- [WRITTEN TASK]: Copy out every record below, word for word.
* begin RECORDS FOR THE TASK *
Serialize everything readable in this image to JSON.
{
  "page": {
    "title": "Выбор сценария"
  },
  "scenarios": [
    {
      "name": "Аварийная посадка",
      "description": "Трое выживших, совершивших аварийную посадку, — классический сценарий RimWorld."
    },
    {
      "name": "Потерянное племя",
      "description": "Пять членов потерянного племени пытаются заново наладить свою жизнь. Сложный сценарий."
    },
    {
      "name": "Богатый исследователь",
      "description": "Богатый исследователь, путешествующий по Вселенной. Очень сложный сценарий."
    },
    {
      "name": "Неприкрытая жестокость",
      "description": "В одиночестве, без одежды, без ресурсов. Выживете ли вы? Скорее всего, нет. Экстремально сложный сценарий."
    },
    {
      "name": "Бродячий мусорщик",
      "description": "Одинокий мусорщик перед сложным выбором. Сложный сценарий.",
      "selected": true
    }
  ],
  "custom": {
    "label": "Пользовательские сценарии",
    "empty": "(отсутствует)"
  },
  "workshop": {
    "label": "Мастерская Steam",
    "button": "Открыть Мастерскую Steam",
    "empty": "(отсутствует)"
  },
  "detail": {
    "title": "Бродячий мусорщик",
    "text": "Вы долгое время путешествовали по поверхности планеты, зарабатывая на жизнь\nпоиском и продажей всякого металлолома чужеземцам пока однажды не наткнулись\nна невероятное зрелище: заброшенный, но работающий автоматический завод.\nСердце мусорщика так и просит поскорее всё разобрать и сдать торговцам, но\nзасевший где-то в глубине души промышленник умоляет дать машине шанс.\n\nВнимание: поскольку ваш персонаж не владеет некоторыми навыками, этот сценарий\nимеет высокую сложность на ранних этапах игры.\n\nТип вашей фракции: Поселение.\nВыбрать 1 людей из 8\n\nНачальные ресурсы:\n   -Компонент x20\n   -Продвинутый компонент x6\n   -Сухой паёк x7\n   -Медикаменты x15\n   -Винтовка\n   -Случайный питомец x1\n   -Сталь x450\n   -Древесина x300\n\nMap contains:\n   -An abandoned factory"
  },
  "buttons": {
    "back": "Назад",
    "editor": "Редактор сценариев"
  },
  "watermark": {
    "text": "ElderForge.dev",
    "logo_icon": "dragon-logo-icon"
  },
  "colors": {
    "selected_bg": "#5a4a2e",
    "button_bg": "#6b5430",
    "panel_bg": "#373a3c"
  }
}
* end RECORDS FOR THE TASK *
- [RESPONSE TO THIS TASK]:
Serialize everything readable in this image to JSON.
{
  "page": {
    "title": "Выбор сценария"
  },
  "scenarios": [
    {
      "name": "Аварийная посадка",
      "description": "Трое выживших, совершивших аварийную посадку, — классический сценарий RimWorld."
    },
    {
      "name": "Потерянное племя",
      "description": "Пять членов потерянного племени пытаются заново наладить свою жизнь. Сложный сценарий."
    },
    {
      "name": "Богатый исследователь",
      "description": "Богатый исследователь, путешествующий по Вселенной. Очень сложный сценарий."
    },
    {
      "name": "Неприкрытая жестокость",
      "description": "В одиночестве, без одежды, без ресурсов. Выживете ли вы? Скорее всего, нет. Экстремально сложный сценарий."
    },
    {
      "name": "Бродячий мусорщик",
      "description": "Одинокий мусорщик перед сложным выбором. Сложный сценарий.",
      "selected": true
    }
  ],
  "custom": {
    "label": "Пользовательские сценарии",
    "empty": "(отсутствует)"
  },
  "workshop": {
    "label": "Мастерская Steam",
    "button": "Открыть Мастерскую Steam",
    "empty": "(отсутствует)"
  },
  "detail": {
    "title": "Бродячий мусорщик",
    "text": "Вы долгое время путешествовали по поверхности планеты, зарабатывая на жизнь\nпоиском и продажей всякого металлолома чужеземцам пока однажды не наткнулись\nна невероятное зрелище: заброшенный, но работающий автоматический завод.\nСердце мусорщика так и просит поскорее всё разобрать и сдать торговцам, но\nзасевший где-то в глубине души промышленник умоляет дать машине шанс.\n\nВнимание: поскольку ваш персонаж не владеет некоторыми навыками, этот сценарий\nимеет высокую сложность на ранних этапах игры.\n\nТип вашей фракции: Поселение.\nВыбрать 1 людей из 8\n\nНачальные ресурсы:\n   -Компонент x20\n   -Продвинутый компонент x6\n   -Сухой паёк x7\n   -Медикаменты x15\n   -Винтовка\n   -Случайный питомец x1\n   -Сталь x450\n   -Древесина x300\n\nMap contains:\n   -An abandoned factory"
  },
  "buttons": {
    "back": "Назад",
    "editor": "Редактор сценариев"
  },
  "watermark": {
    "text": "ElderForge.dev",
    "logo_icon": "dragon-logo-icon"
  },
  "colors": {
    "selected_bg": "#5a4a2e",
    "button_bg": "#6b5430",
    "panel_bg": "#373a3c"
  }
}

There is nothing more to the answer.